SET PROBLEM |
Across the material below, how many lines contain the word "Врубель"? Give only the number.

DATA |
□ □ □ □ □ □ □

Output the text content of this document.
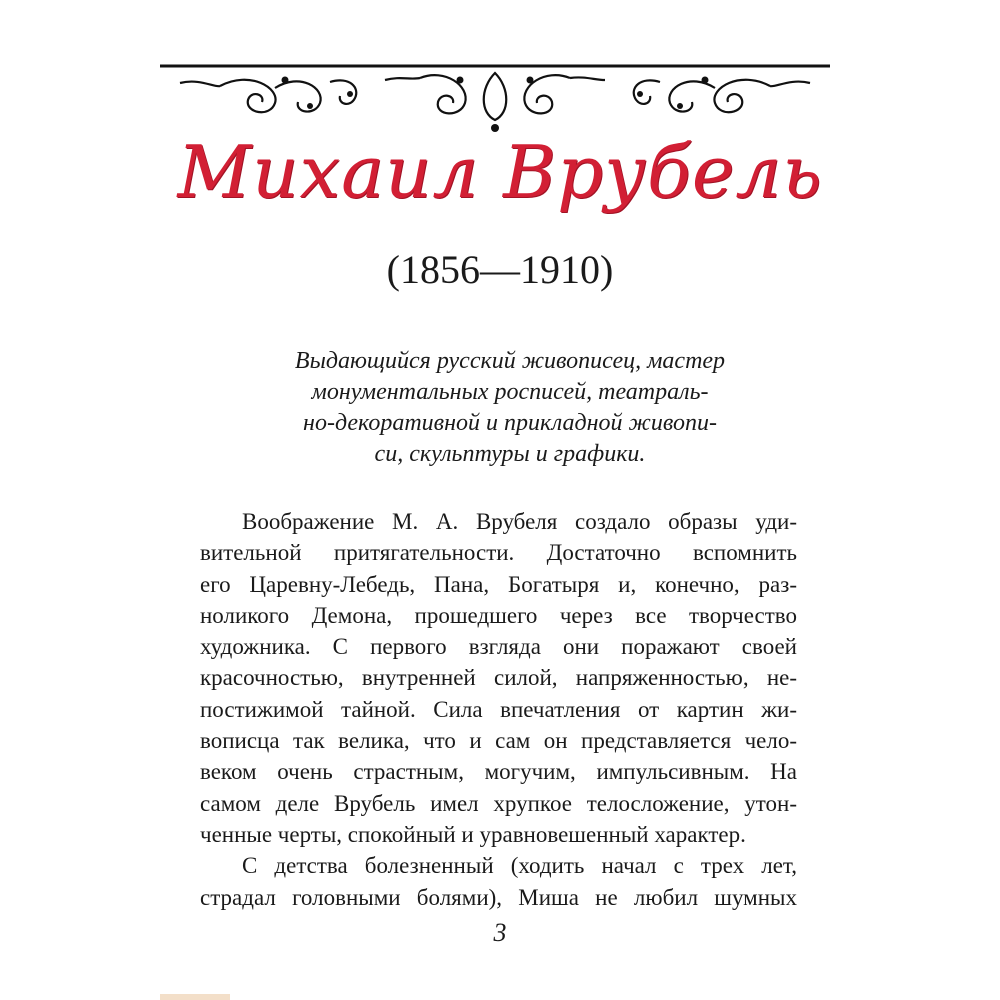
Михаил Врубель
(1856—1910)
Выдающийся русский живописец, мастер
монументальных росписей, театраль-
но-декоративной и прикладной живопи-
си, скульптуры и графики.
Воображение М. А. Врубеля создало образы уди-
вительной притягательности. Достаточно вспомнить
его Царевну-Лебедь, Пана, Богатыря и, конечно, раз-
ноликого Демона, прошедшего через все творчество
художника. С первого взгляда они поражают своей
красочностью, внутренней силой, напряженностью, не-
постижимой тайной. Сила впечатления от картин жи-
вописца так велика, что и сам он представляется чело-
веком очень страстным, могучим, импульсивным. На
самом деле Врубель имел хрупкое телосложение, утон-
ченные черты, спокойный и уравновешенный характер.
С детства болезненный (ходить начал с трех лет,
страдал головными болями), Миша не любил шумных
3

□ □ □ □ □ □ □

SOLVED EXERCISE |
2